**Work to complete:**
Copy every line of the records below that holds the word "this".

Rows from a figure dataset
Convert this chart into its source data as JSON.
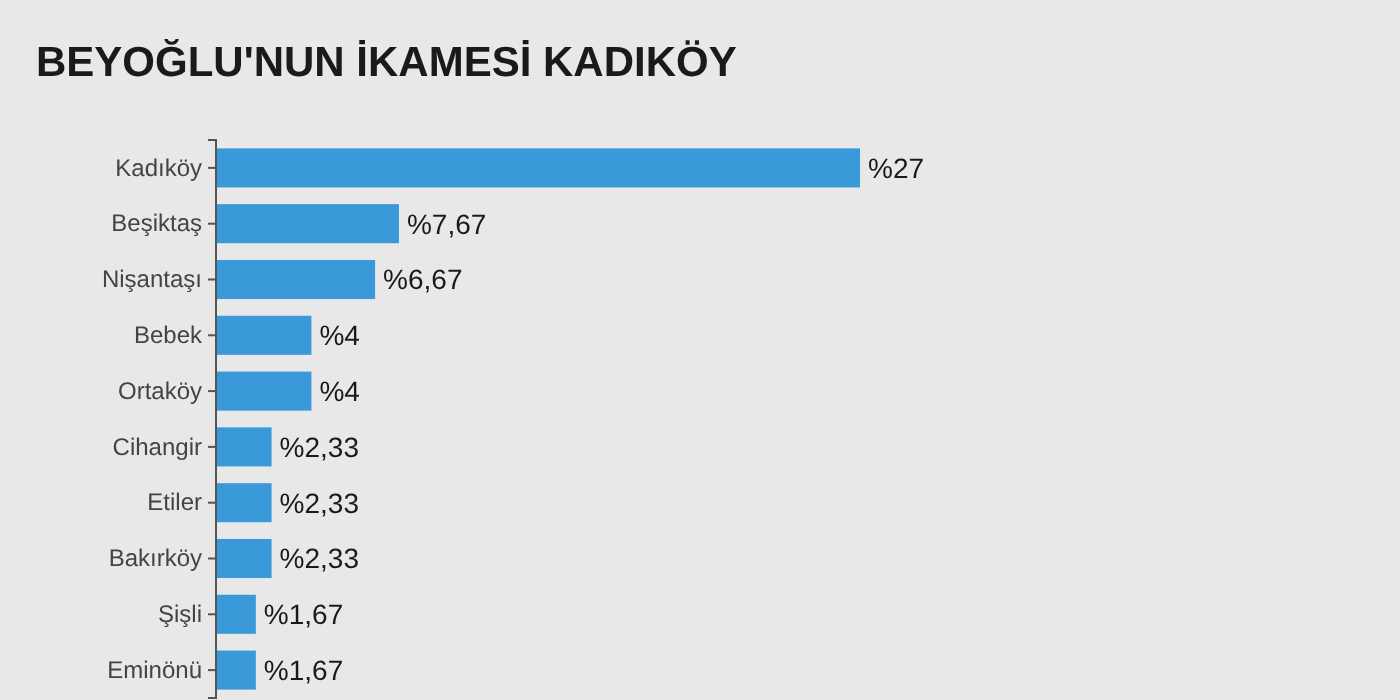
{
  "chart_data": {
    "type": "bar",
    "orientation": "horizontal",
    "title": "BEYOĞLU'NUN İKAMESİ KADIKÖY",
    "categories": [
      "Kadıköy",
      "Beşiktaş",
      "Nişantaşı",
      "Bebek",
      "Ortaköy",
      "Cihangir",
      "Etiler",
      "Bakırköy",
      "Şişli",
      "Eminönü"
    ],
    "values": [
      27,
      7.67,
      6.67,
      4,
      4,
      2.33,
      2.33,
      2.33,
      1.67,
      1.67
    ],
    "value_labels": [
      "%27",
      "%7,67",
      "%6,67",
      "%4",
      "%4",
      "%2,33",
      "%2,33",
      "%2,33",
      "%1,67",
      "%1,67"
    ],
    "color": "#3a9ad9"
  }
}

--

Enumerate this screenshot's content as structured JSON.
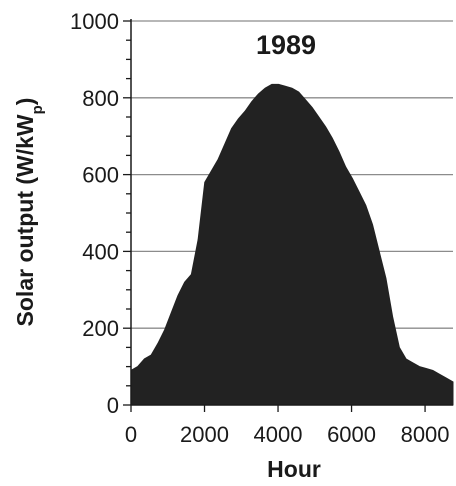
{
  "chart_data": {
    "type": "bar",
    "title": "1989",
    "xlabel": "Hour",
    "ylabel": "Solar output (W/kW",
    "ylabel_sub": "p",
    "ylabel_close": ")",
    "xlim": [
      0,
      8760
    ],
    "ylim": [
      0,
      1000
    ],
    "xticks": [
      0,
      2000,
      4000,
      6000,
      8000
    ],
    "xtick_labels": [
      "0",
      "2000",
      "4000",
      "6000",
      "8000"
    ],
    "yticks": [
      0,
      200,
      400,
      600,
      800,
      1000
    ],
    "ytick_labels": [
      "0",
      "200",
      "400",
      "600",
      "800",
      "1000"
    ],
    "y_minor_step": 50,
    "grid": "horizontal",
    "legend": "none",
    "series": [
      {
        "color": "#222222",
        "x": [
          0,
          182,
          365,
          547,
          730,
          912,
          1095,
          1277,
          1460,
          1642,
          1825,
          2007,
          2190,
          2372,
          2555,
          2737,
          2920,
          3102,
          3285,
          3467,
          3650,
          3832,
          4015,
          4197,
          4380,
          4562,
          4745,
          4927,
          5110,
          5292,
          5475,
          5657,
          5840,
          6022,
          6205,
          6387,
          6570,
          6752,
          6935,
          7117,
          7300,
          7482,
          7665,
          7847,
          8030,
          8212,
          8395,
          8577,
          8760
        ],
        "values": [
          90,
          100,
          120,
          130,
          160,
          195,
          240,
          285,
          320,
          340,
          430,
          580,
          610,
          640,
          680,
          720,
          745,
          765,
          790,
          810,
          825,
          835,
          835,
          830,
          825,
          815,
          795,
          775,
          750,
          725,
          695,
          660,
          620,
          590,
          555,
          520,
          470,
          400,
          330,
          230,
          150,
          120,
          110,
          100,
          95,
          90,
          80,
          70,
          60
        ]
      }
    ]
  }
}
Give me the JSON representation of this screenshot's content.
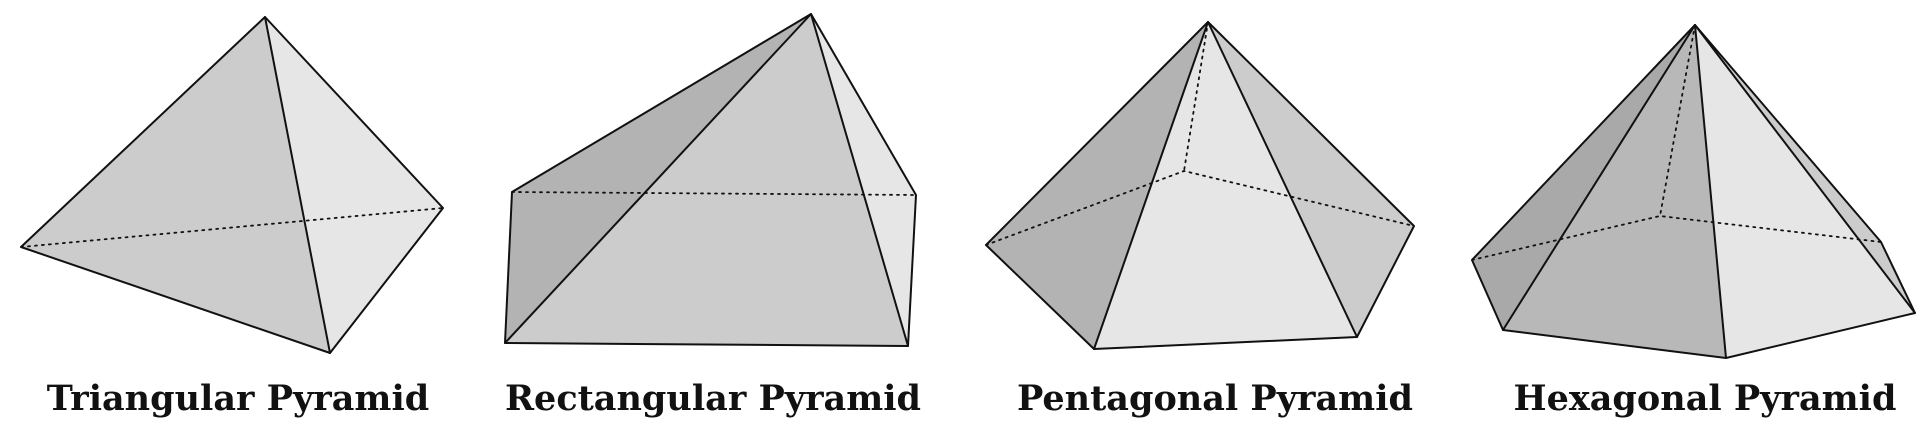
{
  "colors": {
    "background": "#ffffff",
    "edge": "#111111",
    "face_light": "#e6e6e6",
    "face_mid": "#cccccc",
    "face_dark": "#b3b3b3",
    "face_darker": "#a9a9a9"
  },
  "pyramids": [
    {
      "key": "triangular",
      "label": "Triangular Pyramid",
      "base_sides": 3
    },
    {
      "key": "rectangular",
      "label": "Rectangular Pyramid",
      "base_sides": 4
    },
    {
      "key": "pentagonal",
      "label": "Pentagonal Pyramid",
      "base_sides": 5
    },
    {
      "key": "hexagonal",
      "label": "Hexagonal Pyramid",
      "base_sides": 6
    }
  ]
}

**Exercise output:**
Convert this chart into its source data as JSON.
Enumerate this screenshot's content as structured JSON.
Give me the JSON representation of this screenshot's content.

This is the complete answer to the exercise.